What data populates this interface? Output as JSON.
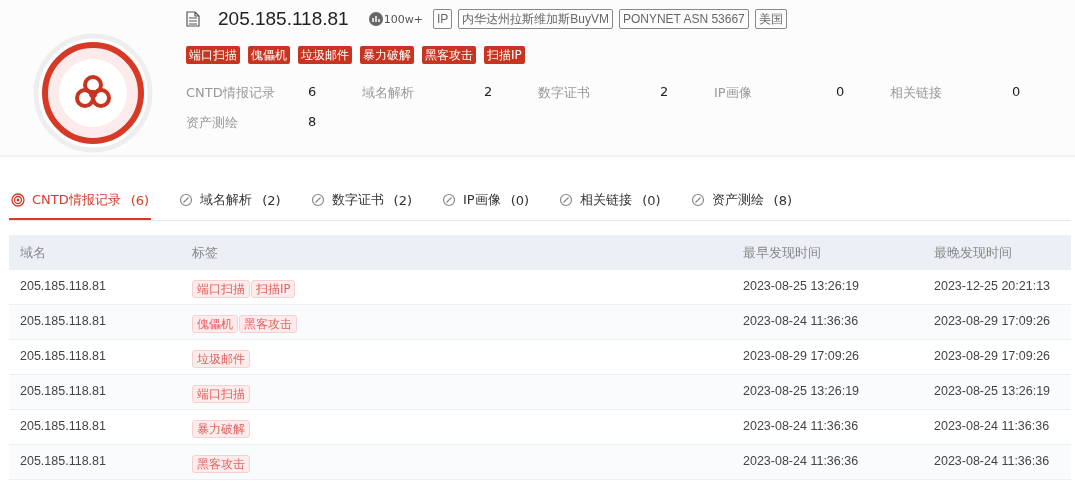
{
  "header": {
    "ip": "205.185.118.81",
    "heat": "100w+",
    "info_tags": [
      "IP",
      "内华达州拉斯维加斯BuyVM",
      "PONYNET ASN 53667",
      "美国"
    ],
    "threat_tags": [
      "端口扫描",
      "傀儡机",
      "垃圾邮件",
      "暴力破解",
      "黑客攻击",
      "扫描IP"
    ],
    "stats": [
      {
        "label": "CNTD情报记录",
        "value": "6"
      },
      {
        "label": "域名解析",
        "value": "2"
      },
      {
        "label": "数字证书",
        "value": "2"
      },
      {
        "label": "IP画像",
        "value": "0"
      },
      {
        "label": "相关链接",
        "value": "0"
      },
      {
        "label": "资产测绘",
        "value": "8"
      }
    ]
  },
  "tabs": [
    {
      "label": "CNTD情报记录",
      "count": "(6)",
      "selected": true
    },
    {
      "label": "域名解析",
      "count": "(2)",
      "selected": false
    },
    {
      "label": "数字证书",
      "count": "(2)",
      "selected": false
    },
    {
      "label": "IP画像",
      "count": "(0)",
      "selected": false
    },
    {
      "label": "相关链接",
      "count": "(0)",
      "selected": false
    },
    {
      "label": "资产测绘",
      "count": "(8)",
      "selected": false
    }
  ],
  "table": {
    "columns": [
      "域名",
      "标签",
      "最早发现时间",
      "最晚发现时间"
    ],
    "rows": [
      {
        "domain": "205.185.118.81",
        "tags": [
          "端口扫描",
          "扫描IP"
        ],
        "first": "2023-08-25 13:26:19",
        "last": "2023-12-25 20:21:13"
      },
      {
        "domain": "205.185.118.81",
        "tags": [
          "傀儡机",
          "黑客攻击"
        ],
        "first": "2023-08-24 11:36:36",
        "last": "2023-08-29 17:09:26"
      },
      {
        "domain": "205.185.118.81",
        "tags": [
          "垃圾邮件"
        ],
        "first": "2023-08-29 17:09:26",
        "last": "2023-08-29 17:09:26"
      },
      {
        "domain": "205.185.118.81",
        "tags": [
          "端口扫描"
        ],
        "first": "2023-08-25 13:26:19",
        "last": "2023-08-25 13:26:19"
      },
      {
        "domain": "205.185.118.81",
        "tags": [
          "暴力破解"
        ],
        "first": "2023-08-24 11:36:36",
        "last": "2023-08-24 11:36:36"
      },
      {
        "domain": "205.185.118.81",
        "tags": [
          "黑客攻击"
        ],
        "first": "2023-08-24 11:36:36",
        "last": "2023-08-24 11:36:36"
      }
    ]
  }
}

------------------------------------

Reproduce every record above exactly, but leave out the pictures.

◆ TASK RESULT ◆
What data populates this interface? Output as JSON.
{
  "header": {
    "ip": "205.185.118.81",
    "heat": "100w+",
    "info_tags": [
      "IP",
      "内华达州拉斯维加斯BuyVM",
      "PONYNET ASN 53667",
      "美国"
    ],
    "threat_tags": [
      "端口扫描",
      "傀儡机",
      "垃圾邮件",
      "暴力破解",
      "黑客攻击",
      "扫描IP"
    ],
    "stats": [
      {
        "label": "CNTD情报记录",
        "value": "6"
      },
      {
        "label": "域名解析",
        "value": "2"
      },
      {
        "label": "数字证书",
        "value": "2"
      },
      {
        "label": "IP画像",
        "value": "0"
      },
      {
        "label": "相关链接",
        "value": "0"
      },
      {
        "label": "资产测绘",
        "value": "8"
      }
    ]
  },
  "tabs": [
    {
      "label": "CNTD情报记录",
      "count": "(6)",
      "selected": true
    },
    {
      "label": "域名解析",
      "count": "(2)",
      "selected": false
    },
    {
      "label": "数字证书",
      "count": "(2)",
      "selected": false
    },
    {
      "label": "IP画像",
      "count": "(0)",
      "selected": false
    },
    {
      "label": "相关链接",
      "count": "(0)",
      "selected": false
    },
    {
      "label": "资产测绘",
      "count": "(8)",
      "selected": false
    }
  ],
  "table": {
    "columns": [
      "域名",
      "标签",
      "最早发现时间",
      "最晚发现时间"
    ],
    "rows": [
      {
        "domain": "205.185.118.81",
        "tags": [
          "端口扫描",
          "扫描IP"
        ],
        "first": "2023-08-25 13:26:19",
        "last": "2023-12-25 20:21:13"
      },
      {
        "domain": "205.185.118.81",
        "tags": [
          "傀儡机",
          "黑客攻击"
        ],
        "first": "2023-08-24 11:36:36",
        "last": "2023-08-29 17:09:26"
      },
      {
        "domain": "205.185.118.81",
        "tags": [
          "垃圾邮件"
        ],
        "first": "2023-08-29 17:09:26",
        "last": "2023-08-29 17:09:26"
      },
      {
        "domain": "205.185.118.81",
        "tags": [
          "端口扫描"
        ],
        "first": "2023-08-25 13:26:19",
        "last": "2023-08-25 13:26:19"
      },
      {
        "domain": "205.185.118.81",
        "tags": [
          "暴力破解"
        ],
        "first": "2023-08-24 11:36:36",
        "last": "2023-08-24 11:36:36"
      },
      {
        "domain": "205.185.118.81",
        "tags": [
          "黑客攻击"
        ],
        "first": "2023-08-24 11:36:36",
        "last": "2023-08-24 11:36:36"
      }
    ]
  }
}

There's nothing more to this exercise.